>> Begin Material supplied
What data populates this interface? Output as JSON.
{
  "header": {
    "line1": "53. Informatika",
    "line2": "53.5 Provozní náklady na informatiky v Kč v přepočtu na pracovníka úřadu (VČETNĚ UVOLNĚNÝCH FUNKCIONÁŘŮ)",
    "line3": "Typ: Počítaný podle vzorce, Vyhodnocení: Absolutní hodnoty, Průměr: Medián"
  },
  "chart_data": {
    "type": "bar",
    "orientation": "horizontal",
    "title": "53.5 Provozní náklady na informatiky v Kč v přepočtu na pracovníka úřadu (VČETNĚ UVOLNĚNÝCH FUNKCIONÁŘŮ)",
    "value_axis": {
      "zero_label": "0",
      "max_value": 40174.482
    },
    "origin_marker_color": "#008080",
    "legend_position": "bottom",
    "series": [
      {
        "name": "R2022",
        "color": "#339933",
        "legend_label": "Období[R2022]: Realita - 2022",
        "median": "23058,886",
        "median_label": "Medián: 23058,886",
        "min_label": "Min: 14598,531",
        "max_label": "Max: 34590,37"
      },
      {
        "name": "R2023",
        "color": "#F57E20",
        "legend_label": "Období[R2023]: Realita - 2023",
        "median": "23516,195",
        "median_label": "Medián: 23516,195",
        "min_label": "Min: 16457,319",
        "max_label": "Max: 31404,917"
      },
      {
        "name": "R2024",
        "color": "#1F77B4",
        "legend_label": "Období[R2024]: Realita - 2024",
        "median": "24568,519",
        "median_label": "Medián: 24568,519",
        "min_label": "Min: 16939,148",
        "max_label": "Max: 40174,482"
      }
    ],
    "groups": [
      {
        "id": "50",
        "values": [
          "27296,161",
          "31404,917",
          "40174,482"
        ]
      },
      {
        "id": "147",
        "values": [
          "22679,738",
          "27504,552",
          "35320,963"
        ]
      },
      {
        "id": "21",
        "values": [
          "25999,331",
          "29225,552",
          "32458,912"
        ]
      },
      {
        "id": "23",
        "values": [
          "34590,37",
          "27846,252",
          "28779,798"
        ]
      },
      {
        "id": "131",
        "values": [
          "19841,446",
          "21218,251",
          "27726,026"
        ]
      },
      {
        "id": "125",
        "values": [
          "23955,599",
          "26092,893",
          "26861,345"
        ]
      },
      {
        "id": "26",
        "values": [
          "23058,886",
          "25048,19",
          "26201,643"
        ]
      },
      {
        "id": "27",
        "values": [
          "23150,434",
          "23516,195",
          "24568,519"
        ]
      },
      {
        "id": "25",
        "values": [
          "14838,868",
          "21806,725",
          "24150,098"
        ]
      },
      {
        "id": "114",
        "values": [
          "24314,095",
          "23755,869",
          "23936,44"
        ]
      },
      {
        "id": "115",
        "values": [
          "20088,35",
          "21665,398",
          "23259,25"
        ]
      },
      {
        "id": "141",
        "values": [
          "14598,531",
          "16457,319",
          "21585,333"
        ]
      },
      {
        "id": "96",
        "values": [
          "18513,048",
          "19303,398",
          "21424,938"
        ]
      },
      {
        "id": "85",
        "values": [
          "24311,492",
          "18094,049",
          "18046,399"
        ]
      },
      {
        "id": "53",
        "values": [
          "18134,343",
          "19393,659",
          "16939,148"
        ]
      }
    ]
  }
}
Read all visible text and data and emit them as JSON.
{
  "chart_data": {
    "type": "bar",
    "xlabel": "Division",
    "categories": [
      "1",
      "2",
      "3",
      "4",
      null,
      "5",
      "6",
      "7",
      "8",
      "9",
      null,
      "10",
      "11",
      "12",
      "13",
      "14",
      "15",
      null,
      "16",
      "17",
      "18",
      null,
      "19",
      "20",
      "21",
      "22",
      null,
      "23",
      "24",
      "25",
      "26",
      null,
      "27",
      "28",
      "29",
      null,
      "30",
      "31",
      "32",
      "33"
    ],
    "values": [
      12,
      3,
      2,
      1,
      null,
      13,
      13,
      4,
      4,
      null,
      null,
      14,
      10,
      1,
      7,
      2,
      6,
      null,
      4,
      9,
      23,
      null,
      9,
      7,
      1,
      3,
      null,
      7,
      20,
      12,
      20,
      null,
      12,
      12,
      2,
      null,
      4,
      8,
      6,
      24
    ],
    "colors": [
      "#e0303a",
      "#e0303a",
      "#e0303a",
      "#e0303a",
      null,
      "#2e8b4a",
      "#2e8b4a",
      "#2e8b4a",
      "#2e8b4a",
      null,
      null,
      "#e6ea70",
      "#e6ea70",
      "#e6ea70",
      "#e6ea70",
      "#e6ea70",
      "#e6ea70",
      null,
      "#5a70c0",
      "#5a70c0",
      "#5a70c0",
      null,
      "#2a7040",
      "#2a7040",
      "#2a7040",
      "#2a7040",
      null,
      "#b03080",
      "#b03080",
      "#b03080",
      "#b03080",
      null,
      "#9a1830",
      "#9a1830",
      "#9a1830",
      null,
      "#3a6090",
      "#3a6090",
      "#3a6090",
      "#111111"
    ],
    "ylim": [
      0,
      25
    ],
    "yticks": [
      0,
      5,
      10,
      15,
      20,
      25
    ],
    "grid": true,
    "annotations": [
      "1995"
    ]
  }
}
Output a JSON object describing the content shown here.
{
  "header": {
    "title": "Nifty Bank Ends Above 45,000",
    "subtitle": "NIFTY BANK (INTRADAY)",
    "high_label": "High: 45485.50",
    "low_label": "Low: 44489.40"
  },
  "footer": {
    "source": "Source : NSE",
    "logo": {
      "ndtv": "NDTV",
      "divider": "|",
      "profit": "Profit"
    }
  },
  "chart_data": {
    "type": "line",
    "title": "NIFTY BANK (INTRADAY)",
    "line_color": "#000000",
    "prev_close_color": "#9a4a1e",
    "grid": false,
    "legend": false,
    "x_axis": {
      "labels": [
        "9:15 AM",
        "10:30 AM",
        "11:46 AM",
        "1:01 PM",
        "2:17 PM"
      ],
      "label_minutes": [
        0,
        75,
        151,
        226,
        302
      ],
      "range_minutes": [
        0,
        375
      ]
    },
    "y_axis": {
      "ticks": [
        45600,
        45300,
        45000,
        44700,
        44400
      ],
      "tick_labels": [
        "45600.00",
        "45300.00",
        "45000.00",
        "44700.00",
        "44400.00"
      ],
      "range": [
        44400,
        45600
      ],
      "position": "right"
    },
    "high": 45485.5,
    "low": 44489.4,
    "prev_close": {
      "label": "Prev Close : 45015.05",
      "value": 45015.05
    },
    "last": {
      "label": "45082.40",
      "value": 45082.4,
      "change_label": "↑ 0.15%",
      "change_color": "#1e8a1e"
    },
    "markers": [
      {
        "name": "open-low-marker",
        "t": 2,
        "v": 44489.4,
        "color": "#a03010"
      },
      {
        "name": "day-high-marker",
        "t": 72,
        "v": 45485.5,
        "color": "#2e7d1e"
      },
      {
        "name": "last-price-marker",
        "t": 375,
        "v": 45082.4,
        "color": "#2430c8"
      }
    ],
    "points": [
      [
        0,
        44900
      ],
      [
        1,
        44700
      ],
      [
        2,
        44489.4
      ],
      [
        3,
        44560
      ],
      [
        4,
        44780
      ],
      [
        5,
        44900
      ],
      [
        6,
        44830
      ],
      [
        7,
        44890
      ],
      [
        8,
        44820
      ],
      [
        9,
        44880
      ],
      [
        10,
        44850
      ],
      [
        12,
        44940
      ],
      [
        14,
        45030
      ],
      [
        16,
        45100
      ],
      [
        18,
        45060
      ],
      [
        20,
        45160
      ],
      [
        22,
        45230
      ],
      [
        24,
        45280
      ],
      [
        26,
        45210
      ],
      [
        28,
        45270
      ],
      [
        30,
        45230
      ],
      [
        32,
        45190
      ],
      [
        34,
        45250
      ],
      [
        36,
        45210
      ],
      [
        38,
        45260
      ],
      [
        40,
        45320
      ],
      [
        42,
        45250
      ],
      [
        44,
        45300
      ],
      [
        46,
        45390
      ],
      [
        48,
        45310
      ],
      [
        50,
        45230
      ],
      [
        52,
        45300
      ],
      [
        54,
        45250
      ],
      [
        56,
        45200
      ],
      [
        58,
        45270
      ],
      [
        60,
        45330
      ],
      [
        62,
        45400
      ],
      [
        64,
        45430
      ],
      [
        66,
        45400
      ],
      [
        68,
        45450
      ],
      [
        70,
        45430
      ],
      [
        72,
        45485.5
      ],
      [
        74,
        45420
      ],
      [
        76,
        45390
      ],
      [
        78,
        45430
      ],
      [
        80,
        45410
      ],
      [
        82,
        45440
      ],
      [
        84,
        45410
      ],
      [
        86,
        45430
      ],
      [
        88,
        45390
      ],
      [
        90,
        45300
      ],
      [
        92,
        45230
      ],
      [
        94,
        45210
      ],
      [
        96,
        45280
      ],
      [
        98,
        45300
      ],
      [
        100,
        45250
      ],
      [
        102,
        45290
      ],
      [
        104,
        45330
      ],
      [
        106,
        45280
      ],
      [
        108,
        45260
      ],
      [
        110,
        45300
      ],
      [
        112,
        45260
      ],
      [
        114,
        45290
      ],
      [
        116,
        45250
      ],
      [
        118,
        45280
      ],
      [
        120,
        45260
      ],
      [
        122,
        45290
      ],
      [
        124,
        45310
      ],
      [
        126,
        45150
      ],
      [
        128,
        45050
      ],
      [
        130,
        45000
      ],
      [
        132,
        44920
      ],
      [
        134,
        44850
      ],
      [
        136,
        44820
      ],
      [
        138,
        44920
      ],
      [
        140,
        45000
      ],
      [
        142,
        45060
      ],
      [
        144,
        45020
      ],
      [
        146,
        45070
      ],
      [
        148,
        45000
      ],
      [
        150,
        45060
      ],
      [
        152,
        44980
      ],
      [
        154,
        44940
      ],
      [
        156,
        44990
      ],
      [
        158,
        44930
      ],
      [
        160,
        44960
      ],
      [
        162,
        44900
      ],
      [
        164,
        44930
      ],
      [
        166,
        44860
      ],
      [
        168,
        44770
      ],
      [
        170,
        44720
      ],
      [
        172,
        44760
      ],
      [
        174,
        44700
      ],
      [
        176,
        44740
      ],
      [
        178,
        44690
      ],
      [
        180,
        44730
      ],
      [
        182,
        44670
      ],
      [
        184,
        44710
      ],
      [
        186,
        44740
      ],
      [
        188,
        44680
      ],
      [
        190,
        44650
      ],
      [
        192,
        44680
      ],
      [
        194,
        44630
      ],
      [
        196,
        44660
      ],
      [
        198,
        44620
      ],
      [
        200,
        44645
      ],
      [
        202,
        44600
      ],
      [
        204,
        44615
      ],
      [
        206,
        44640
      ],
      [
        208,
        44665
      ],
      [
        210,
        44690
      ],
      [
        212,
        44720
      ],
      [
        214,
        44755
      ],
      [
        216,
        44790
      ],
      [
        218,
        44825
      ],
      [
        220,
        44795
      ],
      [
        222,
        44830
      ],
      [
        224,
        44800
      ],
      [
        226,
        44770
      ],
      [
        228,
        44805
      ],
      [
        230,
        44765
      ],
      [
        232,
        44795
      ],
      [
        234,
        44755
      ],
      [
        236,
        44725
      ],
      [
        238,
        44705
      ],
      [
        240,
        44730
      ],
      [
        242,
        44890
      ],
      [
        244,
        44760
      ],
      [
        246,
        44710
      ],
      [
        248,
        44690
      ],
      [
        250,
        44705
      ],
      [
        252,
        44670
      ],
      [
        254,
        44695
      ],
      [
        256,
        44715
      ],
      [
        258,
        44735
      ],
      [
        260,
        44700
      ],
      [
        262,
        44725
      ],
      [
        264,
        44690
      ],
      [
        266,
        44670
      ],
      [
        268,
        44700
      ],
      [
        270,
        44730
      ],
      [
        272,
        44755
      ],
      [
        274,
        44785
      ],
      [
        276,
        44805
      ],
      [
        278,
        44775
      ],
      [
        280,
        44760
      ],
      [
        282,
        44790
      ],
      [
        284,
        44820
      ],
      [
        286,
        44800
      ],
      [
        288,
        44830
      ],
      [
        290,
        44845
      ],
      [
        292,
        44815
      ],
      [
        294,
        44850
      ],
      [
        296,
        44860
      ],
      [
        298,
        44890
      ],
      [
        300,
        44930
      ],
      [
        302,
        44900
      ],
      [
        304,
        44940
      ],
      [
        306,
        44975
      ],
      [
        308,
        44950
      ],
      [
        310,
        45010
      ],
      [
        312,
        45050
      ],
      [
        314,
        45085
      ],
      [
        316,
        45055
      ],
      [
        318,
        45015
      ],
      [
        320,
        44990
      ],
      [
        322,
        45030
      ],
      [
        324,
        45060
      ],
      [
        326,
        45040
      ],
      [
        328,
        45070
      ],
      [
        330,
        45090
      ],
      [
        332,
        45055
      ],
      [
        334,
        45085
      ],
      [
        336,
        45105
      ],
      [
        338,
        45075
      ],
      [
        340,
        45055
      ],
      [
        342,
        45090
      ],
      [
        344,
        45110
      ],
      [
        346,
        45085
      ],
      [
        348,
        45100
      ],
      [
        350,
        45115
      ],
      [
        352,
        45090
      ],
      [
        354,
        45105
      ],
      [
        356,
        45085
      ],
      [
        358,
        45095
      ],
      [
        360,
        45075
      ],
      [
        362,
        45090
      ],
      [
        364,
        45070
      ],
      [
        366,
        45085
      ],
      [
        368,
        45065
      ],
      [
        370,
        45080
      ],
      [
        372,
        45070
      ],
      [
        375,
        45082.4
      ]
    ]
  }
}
>> End Material supplied
**Task directions**
From the data above, pick out each line containing "pracovníka" and copy it.

**Response below**
    "line2": "53.5 Provozní náklady na informatiky v Kč v přepočtu na pracovníka úřadu (VČETNĚ UVOLNĚNÝCH FUNKCIONÁŘŮ)",
    "title": "53.5 Provozní náklady na informatiky v Kč v přepočtu na pracovníka úřadu (VČETNĚ UVOLNĚNÝCH FUNKCIONÁŘŮ)",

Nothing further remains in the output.